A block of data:
_ _ _ _

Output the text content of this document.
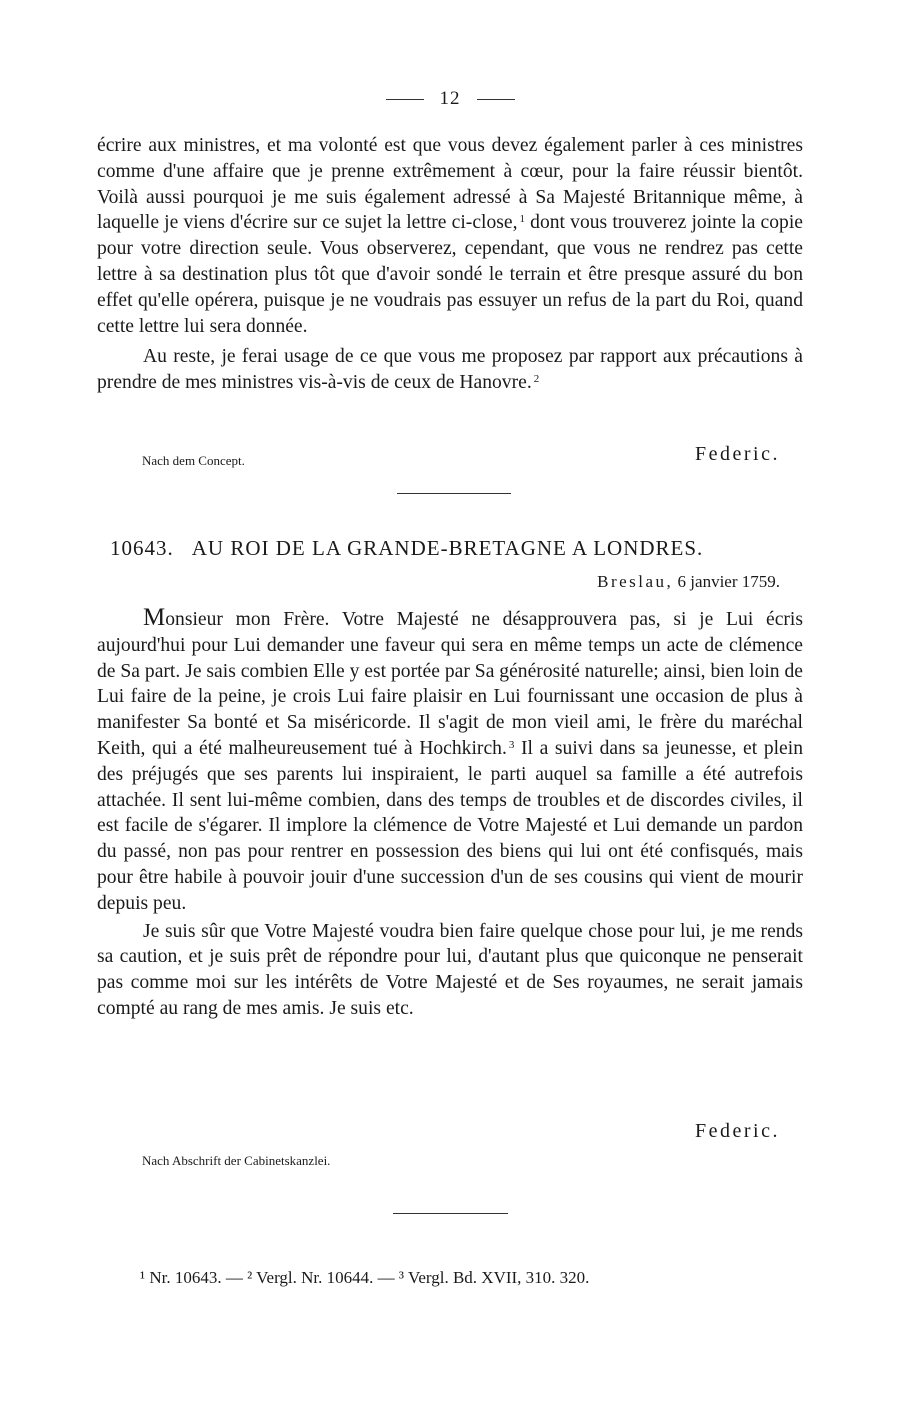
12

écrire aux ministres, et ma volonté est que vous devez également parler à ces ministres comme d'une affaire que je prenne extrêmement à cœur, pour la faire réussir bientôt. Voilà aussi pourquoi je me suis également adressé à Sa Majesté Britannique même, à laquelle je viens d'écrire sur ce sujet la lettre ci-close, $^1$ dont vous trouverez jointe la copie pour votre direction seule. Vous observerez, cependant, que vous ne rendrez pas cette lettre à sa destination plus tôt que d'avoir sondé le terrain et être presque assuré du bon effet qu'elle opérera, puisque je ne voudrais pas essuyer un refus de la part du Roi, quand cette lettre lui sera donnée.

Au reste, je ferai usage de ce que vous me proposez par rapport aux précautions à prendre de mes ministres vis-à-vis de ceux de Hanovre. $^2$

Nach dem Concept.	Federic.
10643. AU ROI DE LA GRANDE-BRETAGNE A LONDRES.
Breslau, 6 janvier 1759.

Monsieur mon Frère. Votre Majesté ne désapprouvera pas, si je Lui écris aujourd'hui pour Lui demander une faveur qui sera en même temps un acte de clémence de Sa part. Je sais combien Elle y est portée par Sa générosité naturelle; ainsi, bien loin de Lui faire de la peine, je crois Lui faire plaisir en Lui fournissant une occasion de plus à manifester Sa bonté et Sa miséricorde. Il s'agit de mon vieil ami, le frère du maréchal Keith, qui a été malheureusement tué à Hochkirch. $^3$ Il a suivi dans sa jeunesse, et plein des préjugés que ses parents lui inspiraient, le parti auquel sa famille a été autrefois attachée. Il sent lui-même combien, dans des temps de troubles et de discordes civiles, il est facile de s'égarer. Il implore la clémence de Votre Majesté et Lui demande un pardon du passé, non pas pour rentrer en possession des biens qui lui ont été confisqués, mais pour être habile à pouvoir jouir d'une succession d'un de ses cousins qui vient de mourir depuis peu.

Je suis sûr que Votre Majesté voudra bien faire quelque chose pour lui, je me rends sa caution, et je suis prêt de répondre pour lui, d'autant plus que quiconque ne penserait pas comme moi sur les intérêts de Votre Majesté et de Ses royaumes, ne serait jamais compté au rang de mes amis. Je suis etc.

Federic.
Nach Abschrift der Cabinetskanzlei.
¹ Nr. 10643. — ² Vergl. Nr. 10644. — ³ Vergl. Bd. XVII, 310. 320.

_ _ _ _

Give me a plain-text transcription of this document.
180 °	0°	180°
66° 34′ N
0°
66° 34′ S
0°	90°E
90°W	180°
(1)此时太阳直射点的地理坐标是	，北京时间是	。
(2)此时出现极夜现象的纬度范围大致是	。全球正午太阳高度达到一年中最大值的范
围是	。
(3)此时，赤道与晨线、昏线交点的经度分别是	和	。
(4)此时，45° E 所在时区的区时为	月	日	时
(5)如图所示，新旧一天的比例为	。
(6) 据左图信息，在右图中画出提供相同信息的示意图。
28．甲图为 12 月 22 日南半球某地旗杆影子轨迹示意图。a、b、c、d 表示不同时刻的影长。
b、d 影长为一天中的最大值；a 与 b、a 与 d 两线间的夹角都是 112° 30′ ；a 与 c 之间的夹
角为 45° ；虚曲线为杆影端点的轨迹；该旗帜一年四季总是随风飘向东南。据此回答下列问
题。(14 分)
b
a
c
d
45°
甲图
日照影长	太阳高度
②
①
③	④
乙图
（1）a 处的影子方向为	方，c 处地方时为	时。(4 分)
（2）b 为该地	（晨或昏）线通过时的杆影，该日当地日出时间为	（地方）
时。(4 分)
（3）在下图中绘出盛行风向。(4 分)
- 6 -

_ _ _ _

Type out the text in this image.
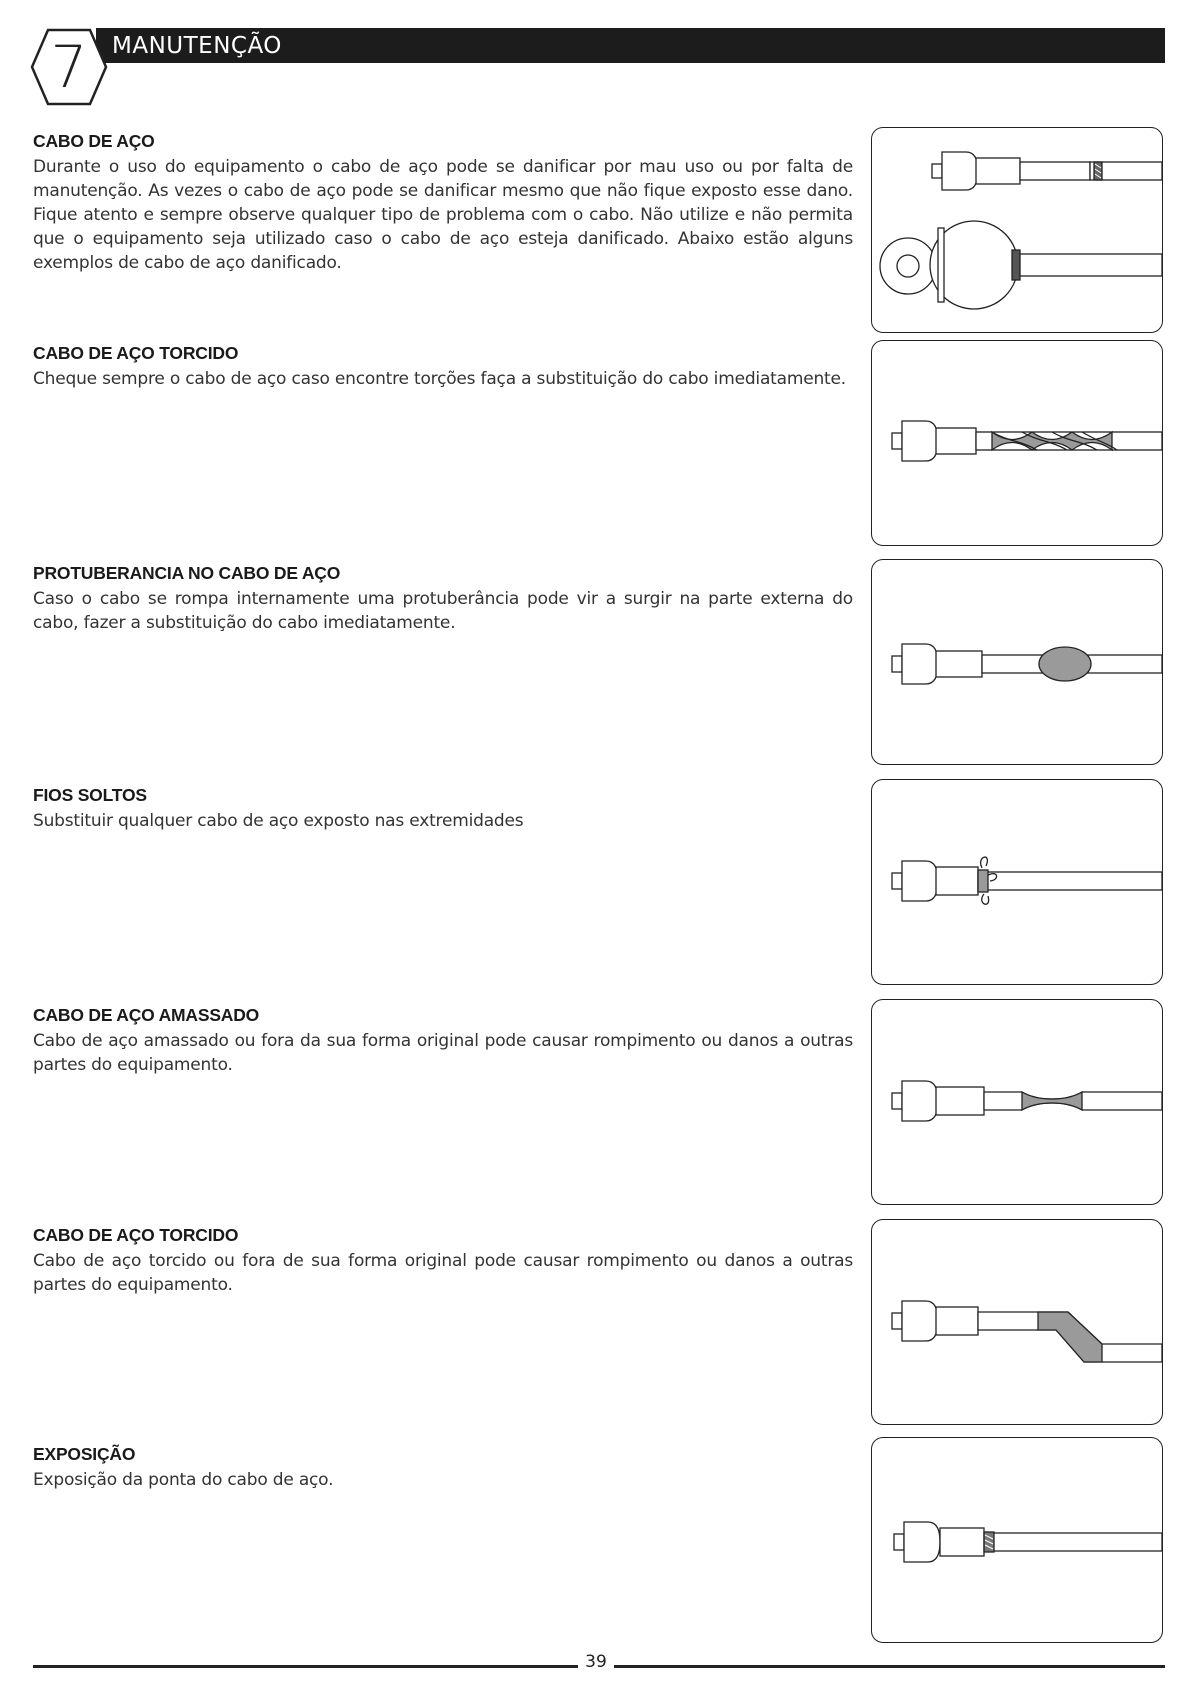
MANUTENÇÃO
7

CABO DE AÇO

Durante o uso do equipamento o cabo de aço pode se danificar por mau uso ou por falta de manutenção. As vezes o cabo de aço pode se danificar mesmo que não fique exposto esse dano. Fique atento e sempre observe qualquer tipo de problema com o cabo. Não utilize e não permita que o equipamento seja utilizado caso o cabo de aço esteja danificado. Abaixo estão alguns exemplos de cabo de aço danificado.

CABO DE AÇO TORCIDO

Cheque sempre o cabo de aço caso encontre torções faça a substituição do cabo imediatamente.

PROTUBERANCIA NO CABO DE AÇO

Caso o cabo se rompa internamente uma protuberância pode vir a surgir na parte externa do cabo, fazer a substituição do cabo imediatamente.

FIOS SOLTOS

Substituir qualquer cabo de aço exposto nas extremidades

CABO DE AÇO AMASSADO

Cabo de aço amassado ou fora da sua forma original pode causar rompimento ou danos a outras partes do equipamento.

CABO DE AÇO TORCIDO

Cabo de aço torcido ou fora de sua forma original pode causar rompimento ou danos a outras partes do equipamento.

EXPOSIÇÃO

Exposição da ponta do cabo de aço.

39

_ _ _ _

* _Your objective_
Select every line in the records above that contains the word "document".

* _In response_
Output the text content of this document.
Give me a plain-text transcription of this document.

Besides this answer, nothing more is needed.